Short exercise:
In the records below, change every "candle-body" to "candlestick-body". Reproduce all other lines and characters without alteration.

Records provided:
------------------------------------------------------------

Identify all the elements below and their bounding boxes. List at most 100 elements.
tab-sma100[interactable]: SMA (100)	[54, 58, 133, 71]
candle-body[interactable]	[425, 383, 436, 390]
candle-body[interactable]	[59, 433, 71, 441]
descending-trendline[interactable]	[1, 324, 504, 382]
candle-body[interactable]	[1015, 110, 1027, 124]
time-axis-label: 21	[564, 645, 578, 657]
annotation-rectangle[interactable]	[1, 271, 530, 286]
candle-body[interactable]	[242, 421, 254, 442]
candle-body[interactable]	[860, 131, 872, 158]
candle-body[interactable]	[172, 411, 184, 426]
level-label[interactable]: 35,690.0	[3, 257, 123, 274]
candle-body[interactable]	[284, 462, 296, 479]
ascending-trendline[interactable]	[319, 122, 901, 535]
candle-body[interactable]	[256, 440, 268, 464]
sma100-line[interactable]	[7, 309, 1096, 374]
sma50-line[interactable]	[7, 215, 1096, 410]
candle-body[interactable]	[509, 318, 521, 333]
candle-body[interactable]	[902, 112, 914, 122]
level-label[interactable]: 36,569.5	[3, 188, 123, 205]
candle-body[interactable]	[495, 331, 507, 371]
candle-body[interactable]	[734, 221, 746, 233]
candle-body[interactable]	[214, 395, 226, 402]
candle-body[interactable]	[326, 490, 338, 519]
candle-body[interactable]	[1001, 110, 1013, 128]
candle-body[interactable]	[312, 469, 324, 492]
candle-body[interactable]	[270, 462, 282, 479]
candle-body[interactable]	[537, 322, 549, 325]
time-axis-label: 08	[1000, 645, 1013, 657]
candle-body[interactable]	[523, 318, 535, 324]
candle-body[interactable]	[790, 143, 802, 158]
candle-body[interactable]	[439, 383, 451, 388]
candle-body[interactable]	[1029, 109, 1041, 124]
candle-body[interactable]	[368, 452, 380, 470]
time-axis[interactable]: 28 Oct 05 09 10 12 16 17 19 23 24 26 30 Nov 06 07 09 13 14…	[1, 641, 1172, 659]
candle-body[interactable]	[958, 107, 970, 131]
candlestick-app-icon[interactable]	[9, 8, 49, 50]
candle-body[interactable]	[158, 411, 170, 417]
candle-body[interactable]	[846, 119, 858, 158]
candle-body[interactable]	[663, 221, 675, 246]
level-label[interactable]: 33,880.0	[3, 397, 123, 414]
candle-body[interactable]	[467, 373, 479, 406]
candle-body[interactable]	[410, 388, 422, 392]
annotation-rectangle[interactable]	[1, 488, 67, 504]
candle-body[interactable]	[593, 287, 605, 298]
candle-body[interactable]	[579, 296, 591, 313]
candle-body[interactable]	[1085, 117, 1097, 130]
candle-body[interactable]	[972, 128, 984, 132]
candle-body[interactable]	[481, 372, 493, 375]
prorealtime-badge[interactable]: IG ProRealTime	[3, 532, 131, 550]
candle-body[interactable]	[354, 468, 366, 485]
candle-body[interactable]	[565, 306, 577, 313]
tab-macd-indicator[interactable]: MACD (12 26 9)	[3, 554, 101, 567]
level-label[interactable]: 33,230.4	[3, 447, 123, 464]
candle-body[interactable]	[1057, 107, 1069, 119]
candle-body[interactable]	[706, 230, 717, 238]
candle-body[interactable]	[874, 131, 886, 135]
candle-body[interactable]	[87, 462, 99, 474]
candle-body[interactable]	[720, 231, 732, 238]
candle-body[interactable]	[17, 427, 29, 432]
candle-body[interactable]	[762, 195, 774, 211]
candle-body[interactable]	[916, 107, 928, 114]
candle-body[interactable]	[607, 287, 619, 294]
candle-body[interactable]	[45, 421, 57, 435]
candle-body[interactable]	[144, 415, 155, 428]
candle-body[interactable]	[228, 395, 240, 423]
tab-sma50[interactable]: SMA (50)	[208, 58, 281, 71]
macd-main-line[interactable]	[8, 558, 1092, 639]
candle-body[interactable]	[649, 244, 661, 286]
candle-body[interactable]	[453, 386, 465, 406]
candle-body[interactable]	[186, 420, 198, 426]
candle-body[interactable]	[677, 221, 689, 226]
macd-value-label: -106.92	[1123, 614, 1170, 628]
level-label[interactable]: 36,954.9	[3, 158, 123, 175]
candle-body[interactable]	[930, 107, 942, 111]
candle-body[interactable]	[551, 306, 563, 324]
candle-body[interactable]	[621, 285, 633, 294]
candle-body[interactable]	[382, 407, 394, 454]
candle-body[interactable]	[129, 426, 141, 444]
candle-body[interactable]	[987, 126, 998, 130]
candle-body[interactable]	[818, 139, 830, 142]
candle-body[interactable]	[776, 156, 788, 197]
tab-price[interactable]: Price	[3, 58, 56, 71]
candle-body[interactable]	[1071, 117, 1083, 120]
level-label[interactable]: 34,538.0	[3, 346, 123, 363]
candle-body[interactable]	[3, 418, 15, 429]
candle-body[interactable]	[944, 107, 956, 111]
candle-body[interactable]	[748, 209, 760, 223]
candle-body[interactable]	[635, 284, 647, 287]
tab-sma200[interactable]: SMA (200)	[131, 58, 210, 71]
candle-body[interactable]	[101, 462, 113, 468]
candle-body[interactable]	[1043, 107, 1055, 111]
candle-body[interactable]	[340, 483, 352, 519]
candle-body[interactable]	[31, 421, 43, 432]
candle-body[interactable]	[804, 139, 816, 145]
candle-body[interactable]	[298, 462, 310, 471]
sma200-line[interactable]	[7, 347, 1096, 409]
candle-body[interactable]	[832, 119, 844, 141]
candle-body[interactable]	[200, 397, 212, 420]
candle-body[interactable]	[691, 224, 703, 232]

------------------------------------------------------------

Output for this exercise:
Identify all the elements below and their bounding boxes. List at most 100 elements.
tab-sma100[interactable]: SMA (100)	[54, 58, 133, 71]
candlestick-body[interactable]	[425, 383, 436, 390]
candlestick-body[interactable]	[59, 433, 71, 441]
descending-trendline[interactable]	[1, 324, 504, 382]
candlestick-body[interactable]	[1015, 110, 1027, 124]
time-axis-label: 21	[564, 645, 578, 657]
annotation-rectangle[interactable]	[1, 271, 530, 286]
candlestick-body[interactable]	[242, 421, 254, 442]
candlestick-body[interactable]	[860, 131, 872, 158]
candlestick-body[interactable]	[172, 411, 184, 426]
level-label[interactable]: 35,690.0	[3, 257, 123, 274]
candlestick-body[interactable]	[284, 462, 296, 479]
ascending-trendline[interactable]	[319, 122, 901, 535]
candlestick-body[interactable]	[256, 440, 268, 464]
sma100-line[interactable]	[7, 309, 1096, 374]
sma50-line[interactable]	[7, 215, 1096, 410]
candlestick-body[interactable]	[509, 318, 521, 333]
candlestick-body[interactable]	[902, 112, 914, 122]
level-label[interactable]: 36,569.5	[3, 188, 123, 205]
candlestick-body[interactable]	[495, 331, 507, 371]
candlestick-body[interactable]	[734, 221, 746, 233]
candlestick-body[interactable]	[214, 395, 226, 402]
candlestick-body[interactable]	[326, 490, 338, 519]
candlestick-body[interactable]	[1001, 110, 1013, 128]
candlestick-body[interactable]	[312, 469, 324, 492]
candlestick-body[interactable]	[270, 462, 282, 479]
candlestick-body[interactable]	[537, 322, 549, 325]
time-axis-label: 08	[1000, 645, 1013, 657]
candlestick-body[interactable]	[523, 318, 535, 324]
candlestick-body[interactable]	[790, 143, 802, 158]
candlestick-body[interactable]	[439, 383, 451, 388]
candlestick-body[interactable]	[1029, 109, 1041, 124]
candlestick-body[interactable]	[368, 452, 380, 470]
time-axis[interactable]: 28 Oct 05 09 10 12 16 17 19 23 24 26 30 Nov 06 07 09 13 14…	[1, 641, 1172, 659]
candlestick-body[interactable]	[958, 107, 970, 131]
candlestick-app-icon[interactable]	[9, 8, 49, 50]
candlestick-body[interactable]	[158, 411, 170, 417]
candlestick-body[interactable]	[846, 119, 858, 158]
candlestick-body[interactable]	[663, 221, 675, 246]
level-label[interactable]: 33,880.0	[3, 397, 123, 414]
candlestick-body[interactable]	[467, 373, 479, 406]
candlestick-body[interactable]	[410, 388, 422, 392]
annotation-rectangle[interactable]	[1, 488, 67, 504]
candlestick-body[interactable]	[593, 287, 605, 298]
candlestick-body[interactable]	[579, 296, 591, 313]
candlestick-body[interactable]	[1085, 117, 1097, 130]
candlestick-body[interactable]	[972, 128, 984, 132]
candlestick-body[interactable]	[481, 372, 493, 375]
prorealtime-badge[interactable]: IG ProRealTime	[3, 532, 131, 550]
candlestick-body[interactable]	[354, 468, 366, 485]
candlestick-body[interactable]	[565, 306, 577, 313]
tab-macd-indicator[interactable]: MACD (12 26 9)	[3, 554, 101, 567]
level-label[interactable]: 33,230.4	[3, 447, 123, 464]
candlestick-body[interactable]	[1057, 107, 1069, 119]
candlestick-body[interactable]	[706, 230, 717, 238]
candlestick-body[interactable]	[874, 131, 886, 135]
candlestick-body[interactable]	[87, 462, 99, 474]
candlestick-body[interactable]	[720, 231, 732, 238]
candlestick-body[interactable]	[17, 427, 29, 432]
candlestick-body[interactable]	[762, 195, 774, 211]
candlestick-body[interactable]	[916, 107, 928, 114]
candlestick-body[interactable]	[607, 287, 619, 294]
candlestick-body[interactable]	[45, 421, 57, 435]
candlestick-body[interactable]	[144, 415, 155, 428]
candlestick-body[interactable]	[228, 395, 240, 423]
tab-sma50[interactable]: SMA (50)	[208, 58, 281, 71]
macd-main-line[interactable]	[8, 558, 1092, 639]
candlestick-body[interactable]	[649, 244, 661, 286]
candlestick-body[interactable]	[453, 386, 465, 406]
candlestick-body[interactable]	[186, 420, 198, 426]
candlestick-body[interactable]	[677, 221, 689, 226]
macd-value-label: -106.92	[1123, 614, 1170, 628]
level-label[interactable]: 36,954.9	[3, 158, 123, 175]
candlestick-body[interactable]	[930, 107, 942, 111]
candlestick-body[interactable]	[551, 306, 563, 324]
candlestick-body[interactable]	[621, 285, 633, 294]
candlestick-body[interactable]	[382, 407, 394, 454]
candlestick-body[interactable]	[129, 426, 141, 444]
candlestick-body[interactable]	[987, 126, 998, 130]
candlestick-body[interactable]	[818, 139, 830, 142]
candlestick-body[interactable]	[776, 156, 788, 197]
tab-price[interactable]: Price	[3, 58, 56, 71]
candlestick-body[interactable]	[1071, 117, 1083, 120]
level-label[interactable]: 34,538.0	[3, 346, 123, 363]
candlestick-body[interactable]	[3, 418, 15, 429]
candlestick-body[interactable]	[944, 107, 956, 111]
candlestick-body[interactable]	[748, 209, 760, 223]
candlestick-body[interactable]	[635, 284, 647, 287]
tab-sma200[interactable]: SMA (200)	[131, 58, 210, 71]
candlestick-body[interactable]	[101, 462, 113, 468]
candlestick-body[interactable]	[1043, 107, 1055, 111]
candlestick-body[interactable]	[340, 483, 352, 519]
candlestick-body[interactable]	[31, 421, 43, 432]
candlestick-body[interactable]	[804, 139, 816, 145]
candlestick-body[interactable]	[298, 462, 310, 471]
sma200-line[interactable]	[7, 347, 1096, 409]
candlestick-body[interactable]	[832, 119, 844, 141]
candlestick-body[interactable]	[200, 397, 212, 420]
candlestick-body[interactable]	[691, 224, 703, 232]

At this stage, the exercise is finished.